What you need to do: Print all the data, keeping every line exactly as it is.

Data rows:
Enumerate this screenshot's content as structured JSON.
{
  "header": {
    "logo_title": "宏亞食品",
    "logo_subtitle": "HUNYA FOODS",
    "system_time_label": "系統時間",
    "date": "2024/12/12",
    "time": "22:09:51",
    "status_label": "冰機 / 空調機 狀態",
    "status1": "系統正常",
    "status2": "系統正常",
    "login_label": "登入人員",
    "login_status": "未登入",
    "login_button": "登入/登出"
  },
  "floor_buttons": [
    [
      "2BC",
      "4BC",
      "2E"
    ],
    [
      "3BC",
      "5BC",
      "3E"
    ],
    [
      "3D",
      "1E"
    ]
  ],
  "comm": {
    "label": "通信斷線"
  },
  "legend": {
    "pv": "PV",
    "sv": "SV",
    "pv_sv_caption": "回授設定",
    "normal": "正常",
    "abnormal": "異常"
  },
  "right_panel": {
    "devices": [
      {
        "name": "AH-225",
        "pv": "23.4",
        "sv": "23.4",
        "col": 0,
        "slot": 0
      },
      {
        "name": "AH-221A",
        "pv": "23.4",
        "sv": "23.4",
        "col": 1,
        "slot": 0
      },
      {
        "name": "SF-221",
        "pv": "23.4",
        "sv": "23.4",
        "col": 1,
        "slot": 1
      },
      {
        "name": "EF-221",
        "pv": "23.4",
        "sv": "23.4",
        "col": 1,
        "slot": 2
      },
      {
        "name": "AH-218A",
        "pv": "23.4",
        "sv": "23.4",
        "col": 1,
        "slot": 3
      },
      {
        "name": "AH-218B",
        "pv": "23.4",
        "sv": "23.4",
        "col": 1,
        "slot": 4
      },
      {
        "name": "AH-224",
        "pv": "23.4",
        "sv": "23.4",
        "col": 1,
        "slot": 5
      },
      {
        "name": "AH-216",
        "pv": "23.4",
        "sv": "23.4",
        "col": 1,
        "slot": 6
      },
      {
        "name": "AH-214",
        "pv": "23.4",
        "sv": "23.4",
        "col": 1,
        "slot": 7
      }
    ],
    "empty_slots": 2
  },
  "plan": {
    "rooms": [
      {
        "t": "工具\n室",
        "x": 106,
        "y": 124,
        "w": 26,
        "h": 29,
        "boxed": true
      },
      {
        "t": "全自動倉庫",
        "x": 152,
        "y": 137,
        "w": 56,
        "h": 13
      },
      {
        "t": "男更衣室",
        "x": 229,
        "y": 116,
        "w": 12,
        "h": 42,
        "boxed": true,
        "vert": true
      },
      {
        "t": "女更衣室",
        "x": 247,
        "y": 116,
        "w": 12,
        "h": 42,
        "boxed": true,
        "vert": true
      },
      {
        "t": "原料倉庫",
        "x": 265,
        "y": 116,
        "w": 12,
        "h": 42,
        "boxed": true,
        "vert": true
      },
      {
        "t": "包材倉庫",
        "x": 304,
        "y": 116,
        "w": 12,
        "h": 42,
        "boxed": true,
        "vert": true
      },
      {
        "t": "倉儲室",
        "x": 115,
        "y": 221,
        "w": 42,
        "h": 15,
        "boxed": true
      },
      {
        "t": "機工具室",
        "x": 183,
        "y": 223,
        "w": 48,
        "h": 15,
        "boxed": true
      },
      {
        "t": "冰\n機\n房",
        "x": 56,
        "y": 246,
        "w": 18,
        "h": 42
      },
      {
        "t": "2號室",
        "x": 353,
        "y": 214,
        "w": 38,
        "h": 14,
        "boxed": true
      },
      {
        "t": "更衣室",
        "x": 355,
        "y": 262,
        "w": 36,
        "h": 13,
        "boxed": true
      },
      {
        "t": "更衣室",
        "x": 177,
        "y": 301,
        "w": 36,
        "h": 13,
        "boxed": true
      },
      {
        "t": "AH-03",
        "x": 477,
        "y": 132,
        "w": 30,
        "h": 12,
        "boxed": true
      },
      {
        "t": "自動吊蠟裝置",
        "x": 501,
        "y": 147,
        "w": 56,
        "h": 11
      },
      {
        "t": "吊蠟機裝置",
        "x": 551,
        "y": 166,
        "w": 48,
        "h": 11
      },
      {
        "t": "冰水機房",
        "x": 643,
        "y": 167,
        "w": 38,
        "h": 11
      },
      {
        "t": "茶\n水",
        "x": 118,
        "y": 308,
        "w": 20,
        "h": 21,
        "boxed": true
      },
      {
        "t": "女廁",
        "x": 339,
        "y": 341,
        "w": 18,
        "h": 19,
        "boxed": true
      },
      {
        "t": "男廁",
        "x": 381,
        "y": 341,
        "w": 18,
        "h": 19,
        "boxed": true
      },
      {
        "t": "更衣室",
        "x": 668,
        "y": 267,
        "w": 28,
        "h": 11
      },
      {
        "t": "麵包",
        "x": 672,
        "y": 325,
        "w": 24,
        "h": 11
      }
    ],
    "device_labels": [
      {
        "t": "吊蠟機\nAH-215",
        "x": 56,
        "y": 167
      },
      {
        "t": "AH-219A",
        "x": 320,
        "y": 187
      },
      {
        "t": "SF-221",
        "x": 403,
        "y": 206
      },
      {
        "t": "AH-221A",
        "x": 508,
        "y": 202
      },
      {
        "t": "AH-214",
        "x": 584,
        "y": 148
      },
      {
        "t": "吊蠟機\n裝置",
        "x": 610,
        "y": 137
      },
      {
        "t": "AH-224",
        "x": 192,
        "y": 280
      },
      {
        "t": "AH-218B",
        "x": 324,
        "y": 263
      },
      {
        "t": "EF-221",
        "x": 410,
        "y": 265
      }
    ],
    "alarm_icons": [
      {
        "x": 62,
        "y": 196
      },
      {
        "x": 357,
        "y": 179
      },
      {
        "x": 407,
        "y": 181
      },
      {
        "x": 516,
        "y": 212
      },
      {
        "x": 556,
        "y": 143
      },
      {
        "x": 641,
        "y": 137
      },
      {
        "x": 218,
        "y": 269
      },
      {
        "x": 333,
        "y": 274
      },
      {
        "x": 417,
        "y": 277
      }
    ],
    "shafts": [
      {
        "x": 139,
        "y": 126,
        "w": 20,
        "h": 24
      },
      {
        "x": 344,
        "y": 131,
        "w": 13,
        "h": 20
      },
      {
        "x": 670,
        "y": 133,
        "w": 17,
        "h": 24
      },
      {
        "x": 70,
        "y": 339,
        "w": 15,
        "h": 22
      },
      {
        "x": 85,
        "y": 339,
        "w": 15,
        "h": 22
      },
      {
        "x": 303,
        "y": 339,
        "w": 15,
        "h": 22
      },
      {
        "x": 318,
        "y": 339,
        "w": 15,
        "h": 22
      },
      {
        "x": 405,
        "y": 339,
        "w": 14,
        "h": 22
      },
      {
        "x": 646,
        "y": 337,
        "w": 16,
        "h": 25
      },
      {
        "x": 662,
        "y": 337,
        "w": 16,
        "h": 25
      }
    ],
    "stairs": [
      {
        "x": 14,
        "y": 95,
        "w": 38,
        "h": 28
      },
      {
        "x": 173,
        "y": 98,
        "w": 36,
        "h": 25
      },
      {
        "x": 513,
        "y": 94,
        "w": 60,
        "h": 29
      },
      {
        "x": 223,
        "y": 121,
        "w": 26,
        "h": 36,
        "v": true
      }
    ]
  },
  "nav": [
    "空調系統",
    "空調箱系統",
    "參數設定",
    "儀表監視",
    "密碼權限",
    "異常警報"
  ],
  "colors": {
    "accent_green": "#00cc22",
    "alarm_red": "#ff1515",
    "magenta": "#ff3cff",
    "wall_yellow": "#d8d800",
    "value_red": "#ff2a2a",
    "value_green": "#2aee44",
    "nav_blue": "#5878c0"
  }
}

Full solution:
Enumerate this screenshot's content as structured JSON.
{
  "header": {
    "logo_title": "宏亞食品",
    "logo_subtitle": "HUNYA FOODS",
    "system_time_label": "系統時間",
    "date": "2024/12/12",
    "time": "22:09:51",
    "status_label": "冰機 / 空調機 狀態",
    "status1": "系統正常",
    "status2": "系統正常",
    "login_label": "登入人員",
    "login_status": "未登入",
    "login_button": "登入/登出"
  },
  "floor_buttons": [
    [
      "2BC",
      "4BC",
      "2E"
    ],
    [
      "3BC",
      "5BC",
      "3E"
    ],
    [
      "3D",
      "1E"
    ]
  ],
  "comm": {
    "label": "通信斷線"
  },
  "legend": {
    "pv": "PV",
    "sv": "SV",
    "pv_sv_caption": "回授設定",
    "normal": "正常",
    "abnormal": "異常"
  },
  "right_panel": {
    "devices": [
      {
        "name": "AH-225",
        "pv": "23.4",
        "sv": "23.4",
        "col": 0,
        "slot": 0
      },
      {
        "name": "AH-221A",
        "pv": "23.4",
        "sv": "23.4",
        "col": 1,
        "slot": 0
      },
      {
        "name": "SF-221",
        "pv": "23.4",
        "sv": "23.4",
        "col": 1,
        "slot": 1
      },
      {
        "name": "EF-221",
        "pv": "23.4",
        "sv": "23.4",
        "col": 1,
        "slot": 2
      },
      {
        "name": "AH-218A",
        "pv": "23.4",
        "sv": "23.4",
        "col": 1,
        "slot": 3
      },
      {
        "name": "AH-218B",
        "pv": "23.4",
        "sv": "23.4",
        "col": 1,
        "slot": 4
      },
      {
        "name": "AH-224",
        "pv": "23.4",
        "sv": "23.4",
        "col": 1,
        "slot": 5
      },
      {
        "name": "AH-216",
        "pv": "23.4",
        "sv": "23.4",
        "col": 1,
        "slot": 6
      },
      {
        "name": "AH-214",
        "pv": "23.4",
        "sv": "23.4",
        "col": 1,
        "slot": 7
      }
    ],
    "empty_slots": 2
  },
  "plan": {
    "rooms": [
      {
        "t": "工具\n室",
        "x": 106,
        "y": 124,
        "w": 26,
        "h": 29,
        "boxed": true
      },
      {
        "t": "全自動倉庫",
        "x": 152,
        "y": 137,
        "w": 56,
        "h": 13
      },
      {
        "t": "男更衣室",
        "x": 229,
        "y": 116,
        "w": 12,
        "h": 42,
        "boxed": true,
        "vert": true
      },
      {
        "t": "女更衣室",
        "x": 247,
        "y": 116,
        "w": 12,
        "h": 42,
        "boxed": true,
        "vert": true
      },
      {
        "t": "原料倉庫",
        "x": 265,
        "y": 116,
        "w": 12,
        "h": 42,
        "boxed": true,
        "vert": true
      },
      {
        "t": "包材倉庫",
        "x": 304,
        "y": 116,
        "w": 12,
        "h": 42,
        "boxed": true,
        "vert": true
      },
      {
        "t": "倉儲室",
        "x": 115,
        "y": 221,
        "w": 42,
        "h": 15,
        "boxed": true
      },
      {
        "t": "機工具室",
        "x": 183,
        "y": 223,
        "w": 48,
        "h": 15,
        "boxed": true
      },
      {
        "t": "冰\n機\n房",
        "x": 56,
        "y": 246,
        "w": 18,
        "h": 42
      },
      {
        "t": "2號室",
        "x": 353,
        "y": 214,
        "w": 38,
        "h": 14,
        "boxed": true
      },
      {
        "t": "更衣室",
        "x": 355,
        "y": 262,
        "w": 36,
        "h": 13,
        "boxed": true
      },
      {
        "t": "更衣室",
        "x": 177,
        "y": 301,
        "w": 36,
        "h": 13,
        "boxed": true
      },
      {
        "t": "AH-03",
        "x": 477,
        "y": 132,
        "w": 30,
        "h": 12,
        "boxed": true
      },
      {
        "t": "自動吊蠟裝置",
        "x": 501,
        "y": 147,
        "w": 56,
        "h": 11
      },
      {
        "t": "吊蠟機裝置",
        "x": 551,
        "y": 166,
        "w": 48,
        "h": 11
      },
      {
        "t": "冰水機房",
        "x": 643,
        "y": 167,
        "w": 38,
        "h": 11
      },
      {
        "t": "茶\n水",
        "x": 118,
        "y": 308,
        "w": 20,
        "h": 21,
        "boxed": true
      },
      {
        "t": "女廁",
        "x": 339,
        "y": 341,
        "w": 18,
        "h": 19,
        "boxed": true
      },
      {
        "t": "男廁",
        "x": 381,
        "y": 341,
        "w": 18,
        "h": 19,
        "boxed": true
      },
      {
        "t": "更衣室",
        "x": 668,
        "y": 267,
        "w": 28,
        "h": 11
      },
      {
        "t": "麵包",
        "x": 672,
        "y": 325,
        "w": 24,
        "h": 11
      }
    ],
    "device_labels": [
      {
        "t": "吊蠟機\nAH-215",
        "x": 56,
        "y": 167
      },
      {
        "t": "AH-219A",
        "x": 320,
        "y": 187
      },
      {
        "t": "SF-221",
        "x": 403,
        "y": 206
      },
      {
        "t": "AH-221A",
        "x": 508,
        "y": 202
      },
      {
        "t": "AH-214",
        "x": 584,
        "y": 148
      },
      {
        "t": "吊蠟機\n裝置",
        "x": 610,
        "y": 137
      },
      {
        "t": "AH-224",
        "x": 192,
        "y": 280
      },
      {
        "t": "AH-218B",
        "x": 324,
        "y": 263
      },
      {
        "t": "EF-221",
        "x": 410,
        "y": 265
      }
    ],
    "alarm_icons": [
      {
        "x": 62,
        "y": 196
      },
      {
        "x": 357,
        "y": 179
      },
      {
        "x": 407,
        "y": 181
      },
      {
        "x": 516,
        "y": 212
      },
      {
        "x": 556,
        "y": 143
      },
      {
        "x": 641,
        "y": 137
      },
      {
        "x": 218,
        "y": 269
      },
      {
        "x": 333,
        "y": 274
      },
      {
        "x": 417,
        "y": 277
      }
    ],
    "shafts": [
      {
        "x": 139,
        "y": 126,
        "w": 20,
        "h": 24
      },
      {
        "x": 344,
        "y": 131,
        "w": 13,
        "h": 20
      },
      {
        "x": 670,
        "y": 133,
        "w": 17,
        "h": 24
      },
      {
        "x": 70,
        "y": 339,
        "w": 15,
        "h": 22
      },
      {
        "x": 85,
        "y": 339,
        "w": 15,
        "h": 22
      },
      {
        "x": 303,
        "y": 339,
        "w": 15,
        "h": 22
      },
      {
        "x": 318,
        "y": 339,
        "w": 15,
        "h": 22
      },
      {
        "x": 405,
        "y": 339,
        "w": 14,
        "h": 22
      },
      {
        "x": 646,
        "y": 337,
        "w": 16,
        "h": 25
      },
      {
        "x": 662,
        "y": 337,
        "w": 16,
        "h": 25
      }
    ],
    "stairs": [
      {
        "x": 14,
        "y": 95,
        "w": 38,
        "h": 28
      },
      {
        "x": 173,
        "y": 98,
        "w": 36,
        "h": 25
      },
      {
        "x": 513,
        "y": 94,
        "w": 60,
        "h": 29
      },
      {
        "x": 223,
        "y": 121,
        "w": 26,
        "h": 36,
        "v": true
      }
    ]
  },
  "nav": [
    "空調系統",
    "空調箱系統",
    "參數設定",
    "儀表監視",
    "密碼權限",
    "異常警報"
  ],
  "colors": {
    "accent_green": "#00cc22",
    "alarm_red": "#ff1515",
    "magenta": "#ff3cff",
    "wall_yellow": "#d8d800",
    "value_red": "#ff2a2a",
    "value_green": "#2aee44",
    "nav_blue": "#5878c0"
  }
}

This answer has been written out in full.